### INSTRUCTIONS TO FOLLOW
Retype the records that come next, word for word.

## Start EXTRACTED ENTRIES

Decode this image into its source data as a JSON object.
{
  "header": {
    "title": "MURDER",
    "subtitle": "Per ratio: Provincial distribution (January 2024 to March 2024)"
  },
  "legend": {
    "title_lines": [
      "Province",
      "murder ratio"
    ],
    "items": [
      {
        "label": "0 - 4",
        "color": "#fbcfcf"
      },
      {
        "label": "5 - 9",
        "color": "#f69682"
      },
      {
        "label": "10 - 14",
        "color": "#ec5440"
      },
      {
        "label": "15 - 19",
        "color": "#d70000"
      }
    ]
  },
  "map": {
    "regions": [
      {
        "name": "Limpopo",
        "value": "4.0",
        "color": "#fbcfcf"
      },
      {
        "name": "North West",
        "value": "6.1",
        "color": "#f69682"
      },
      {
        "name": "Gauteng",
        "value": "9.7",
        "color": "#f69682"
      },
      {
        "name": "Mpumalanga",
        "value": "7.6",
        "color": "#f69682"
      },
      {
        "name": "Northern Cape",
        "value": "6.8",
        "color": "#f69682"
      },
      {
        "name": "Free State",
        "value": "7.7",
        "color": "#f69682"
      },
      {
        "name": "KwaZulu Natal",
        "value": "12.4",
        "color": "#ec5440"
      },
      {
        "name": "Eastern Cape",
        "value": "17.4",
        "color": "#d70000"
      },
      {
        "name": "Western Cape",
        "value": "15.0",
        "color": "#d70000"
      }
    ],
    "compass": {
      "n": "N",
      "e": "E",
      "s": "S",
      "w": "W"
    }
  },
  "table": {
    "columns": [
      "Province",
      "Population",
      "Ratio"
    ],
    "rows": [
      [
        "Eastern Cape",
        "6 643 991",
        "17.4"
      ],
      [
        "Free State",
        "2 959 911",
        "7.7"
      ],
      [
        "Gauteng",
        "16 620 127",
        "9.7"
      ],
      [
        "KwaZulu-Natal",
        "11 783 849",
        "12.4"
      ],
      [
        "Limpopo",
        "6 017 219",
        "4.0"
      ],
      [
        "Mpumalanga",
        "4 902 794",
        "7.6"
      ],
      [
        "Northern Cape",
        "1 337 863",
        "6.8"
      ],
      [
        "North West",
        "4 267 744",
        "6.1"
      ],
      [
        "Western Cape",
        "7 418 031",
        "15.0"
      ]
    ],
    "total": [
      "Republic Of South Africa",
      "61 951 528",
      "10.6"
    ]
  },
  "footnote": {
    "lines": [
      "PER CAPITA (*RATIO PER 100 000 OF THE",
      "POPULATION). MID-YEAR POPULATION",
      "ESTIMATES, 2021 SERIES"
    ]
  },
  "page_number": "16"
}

## End EXTRACTED ENTRIES

### THE RESULT
Decode this image into its source data as a JSON object.
{
  "header": {
    "title": "MURDER",
    "subtitle": "Per ratio: Provincial distribution (January 2024 to March 2024)"
  },
  "legend": {
    "title_lines": [
      "Province",
      "murder ratio"
    ],
    "items": [
      {
        "label": "0 - 4",
        "color": "#fbcfcf"
      },
      {
        "label": "5 - 9",
        "color": "#f69682"
      },
      {
        "label": "10 - 14",
        "color": "#ec5440"
      },
      {
        "label": "15 - 19",
        "color": "#d70000"
      }
    ]
  },
  "map": {
    "regions": [
      {
        "name": "Limpopo",
        "value": "4.0",
        "color": "#fbcfcf"
      },
      {
        "name": "North West",
        "value": "6.1",
        "color": "#f69682"
      },
      {
        "name": "Gauteng",
        "value": "9.7",
        "color": "#f69682"
      },
      {
        "name": "Mpumalanga",
        "value": "7.6",
        "color": "#f69682"
      },
      {
        "name": "Northern Cape",
        "value": "6.8",
        "color": "#f69682"
      },
      {
        "name": "Free State",
        "value": "7.7",
        "color": "#f69682"
      },
      {
        "name": "KwaZulu Natal",
        "value": "12.4",
        "color": "#ec5440"
      },
      {
        "name": "Eastern Cape",
        "value": "17.4",
        "color": "#d70000"
      },
      {
        "name": "Western Cape",
        "value": "15.0",
        "color": "#d70000"
      }
    ],
    "compass": {
      "n": "N",
      "e": "E",
      "s": "S",
      "w": "W"
    }
  },
  "table": {
    "columns": [
      "Province",
      "Population",
      "Ratio"
    ],
    "rows": [
      [
        "Eastern Cape",
        "6 643 991",
        "17.4"
      ],
      [
        "Free State",
        "2 959 911",
        "7.7"
      ],
      [
        "Gauteng",
        "16 620 127",
        "9.7"
      ],
      [
        "KwaZulu-Natal",
        "11 783 849",
        "12.4"
      ],
      [
        "Limpopo",
        "6 017 219",
        "4.0"
      ],
      [
        "Mpumalanga",
        "4 902 794",
        "7.6"
      ],
      [
        "Northern Cape",
        "1 337 863",
        "6.8"
      ],
      [
        "North West",
        "4 267 744",
        "6.1"
      ],
      [
        "Western Cape",
        "7 418 031",
        "15.0"
      ]
    ],
    "total": [
      "Republic Of South Africa",
      "61 951 528",
      "10.6"
    ]
  },
  "footnote": {
    "lines": [
      "PER CAPITA (*RATIO PER 100 000 OF THE",
      "POPULATION). MID-YEAR POPULATION",
      "ESTIMATES, 2021 SERIES"
    ]
  },
  "page_number": "16"
}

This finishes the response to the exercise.